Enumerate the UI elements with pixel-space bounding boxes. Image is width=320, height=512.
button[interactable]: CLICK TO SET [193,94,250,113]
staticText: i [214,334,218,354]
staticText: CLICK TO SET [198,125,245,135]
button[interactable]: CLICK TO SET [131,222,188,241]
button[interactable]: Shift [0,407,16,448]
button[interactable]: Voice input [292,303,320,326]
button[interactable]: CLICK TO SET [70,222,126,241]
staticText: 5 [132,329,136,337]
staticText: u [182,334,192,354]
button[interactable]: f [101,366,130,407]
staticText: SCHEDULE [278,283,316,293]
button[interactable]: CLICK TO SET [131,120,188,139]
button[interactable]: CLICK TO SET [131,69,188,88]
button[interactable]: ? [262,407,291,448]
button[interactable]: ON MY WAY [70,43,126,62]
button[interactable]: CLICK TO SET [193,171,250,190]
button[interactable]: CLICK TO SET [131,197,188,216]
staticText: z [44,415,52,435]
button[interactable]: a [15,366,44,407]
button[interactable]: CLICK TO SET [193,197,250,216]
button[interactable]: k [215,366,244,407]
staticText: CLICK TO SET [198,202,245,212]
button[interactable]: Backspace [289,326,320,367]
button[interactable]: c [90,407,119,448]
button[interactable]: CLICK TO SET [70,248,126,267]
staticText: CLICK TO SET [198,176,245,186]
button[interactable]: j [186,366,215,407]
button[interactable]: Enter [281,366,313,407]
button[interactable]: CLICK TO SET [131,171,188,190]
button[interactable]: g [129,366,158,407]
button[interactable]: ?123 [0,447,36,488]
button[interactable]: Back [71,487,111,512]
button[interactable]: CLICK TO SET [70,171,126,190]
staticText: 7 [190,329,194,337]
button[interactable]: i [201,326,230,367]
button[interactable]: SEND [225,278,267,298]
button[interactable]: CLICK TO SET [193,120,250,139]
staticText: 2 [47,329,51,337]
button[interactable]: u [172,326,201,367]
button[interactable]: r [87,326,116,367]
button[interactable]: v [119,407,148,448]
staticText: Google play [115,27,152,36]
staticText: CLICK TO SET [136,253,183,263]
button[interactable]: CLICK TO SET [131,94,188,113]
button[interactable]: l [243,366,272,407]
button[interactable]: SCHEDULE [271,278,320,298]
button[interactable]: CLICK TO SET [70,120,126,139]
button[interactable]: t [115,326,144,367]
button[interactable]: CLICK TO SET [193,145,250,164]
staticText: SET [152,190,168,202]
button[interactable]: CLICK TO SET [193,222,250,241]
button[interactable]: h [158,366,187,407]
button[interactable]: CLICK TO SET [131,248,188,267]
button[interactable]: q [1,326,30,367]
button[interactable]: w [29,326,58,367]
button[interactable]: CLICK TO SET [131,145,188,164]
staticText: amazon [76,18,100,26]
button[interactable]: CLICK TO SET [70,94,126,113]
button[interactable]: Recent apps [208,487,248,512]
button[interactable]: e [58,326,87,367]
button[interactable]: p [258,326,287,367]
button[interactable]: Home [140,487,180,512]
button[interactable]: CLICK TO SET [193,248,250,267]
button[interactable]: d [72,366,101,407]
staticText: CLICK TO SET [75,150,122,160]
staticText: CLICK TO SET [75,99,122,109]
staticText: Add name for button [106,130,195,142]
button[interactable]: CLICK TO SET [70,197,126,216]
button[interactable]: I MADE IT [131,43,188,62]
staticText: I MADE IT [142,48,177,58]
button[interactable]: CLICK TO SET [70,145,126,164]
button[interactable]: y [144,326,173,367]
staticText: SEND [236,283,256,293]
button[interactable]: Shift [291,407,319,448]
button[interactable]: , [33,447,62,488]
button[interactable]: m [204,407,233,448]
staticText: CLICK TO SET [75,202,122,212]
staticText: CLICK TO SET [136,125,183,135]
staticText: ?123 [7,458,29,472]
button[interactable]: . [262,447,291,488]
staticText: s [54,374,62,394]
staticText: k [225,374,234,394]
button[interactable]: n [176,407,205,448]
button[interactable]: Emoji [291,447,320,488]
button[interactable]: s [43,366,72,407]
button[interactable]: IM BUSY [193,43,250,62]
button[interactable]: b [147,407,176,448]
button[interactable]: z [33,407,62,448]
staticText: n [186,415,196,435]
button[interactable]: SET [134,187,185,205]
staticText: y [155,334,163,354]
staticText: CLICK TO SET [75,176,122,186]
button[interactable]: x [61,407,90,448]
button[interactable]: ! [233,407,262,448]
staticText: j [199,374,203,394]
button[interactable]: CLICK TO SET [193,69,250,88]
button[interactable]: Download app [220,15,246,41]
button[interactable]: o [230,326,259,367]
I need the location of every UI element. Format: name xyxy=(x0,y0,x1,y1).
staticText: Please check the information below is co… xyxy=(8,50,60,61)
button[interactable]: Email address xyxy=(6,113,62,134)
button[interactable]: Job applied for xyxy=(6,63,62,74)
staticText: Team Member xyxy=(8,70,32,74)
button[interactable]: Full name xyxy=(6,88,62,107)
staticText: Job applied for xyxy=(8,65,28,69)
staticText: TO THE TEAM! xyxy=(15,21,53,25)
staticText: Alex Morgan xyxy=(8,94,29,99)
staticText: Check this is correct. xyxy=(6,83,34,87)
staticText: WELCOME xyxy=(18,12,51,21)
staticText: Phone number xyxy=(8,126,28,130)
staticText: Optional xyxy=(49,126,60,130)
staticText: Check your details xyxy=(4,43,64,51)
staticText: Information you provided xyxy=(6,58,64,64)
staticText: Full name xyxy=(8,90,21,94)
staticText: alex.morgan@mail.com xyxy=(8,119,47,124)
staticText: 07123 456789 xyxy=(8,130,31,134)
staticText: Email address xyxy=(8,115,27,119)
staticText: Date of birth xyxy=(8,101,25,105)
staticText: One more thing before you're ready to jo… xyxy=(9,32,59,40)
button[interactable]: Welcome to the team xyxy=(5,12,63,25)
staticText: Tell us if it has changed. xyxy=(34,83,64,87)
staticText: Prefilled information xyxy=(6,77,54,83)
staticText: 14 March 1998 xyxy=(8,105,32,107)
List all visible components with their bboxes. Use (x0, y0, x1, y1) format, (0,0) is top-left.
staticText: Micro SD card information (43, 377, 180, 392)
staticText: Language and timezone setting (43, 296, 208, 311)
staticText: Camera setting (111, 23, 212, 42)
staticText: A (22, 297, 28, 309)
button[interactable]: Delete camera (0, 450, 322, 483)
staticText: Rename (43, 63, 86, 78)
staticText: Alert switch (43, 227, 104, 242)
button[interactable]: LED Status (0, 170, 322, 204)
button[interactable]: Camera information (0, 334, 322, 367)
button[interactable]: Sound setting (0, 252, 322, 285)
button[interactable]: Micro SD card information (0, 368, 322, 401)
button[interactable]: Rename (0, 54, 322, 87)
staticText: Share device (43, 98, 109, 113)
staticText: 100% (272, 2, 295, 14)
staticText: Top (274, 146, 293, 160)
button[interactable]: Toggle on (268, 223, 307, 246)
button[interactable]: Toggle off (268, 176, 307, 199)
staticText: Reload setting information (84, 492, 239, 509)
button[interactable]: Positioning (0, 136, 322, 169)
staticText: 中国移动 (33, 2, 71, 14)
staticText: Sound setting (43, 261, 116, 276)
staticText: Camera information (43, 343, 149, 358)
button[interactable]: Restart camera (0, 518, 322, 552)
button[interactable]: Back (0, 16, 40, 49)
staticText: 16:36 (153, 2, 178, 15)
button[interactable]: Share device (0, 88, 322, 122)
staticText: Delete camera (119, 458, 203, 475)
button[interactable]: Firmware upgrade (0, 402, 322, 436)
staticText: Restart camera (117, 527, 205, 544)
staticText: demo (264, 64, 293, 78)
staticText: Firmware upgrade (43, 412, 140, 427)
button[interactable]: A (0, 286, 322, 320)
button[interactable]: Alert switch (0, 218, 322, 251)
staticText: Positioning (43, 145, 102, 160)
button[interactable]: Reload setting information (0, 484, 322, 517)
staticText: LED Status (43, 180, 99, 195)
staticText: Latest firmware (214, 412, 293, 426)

→ Stated task: Pull out every line from the rows above that contains the string "Full".

→ Task result:
button[interactable]: Full name xyxy=(6,88,62,107)
staticText: Full name xyxy=(8,90,21,94)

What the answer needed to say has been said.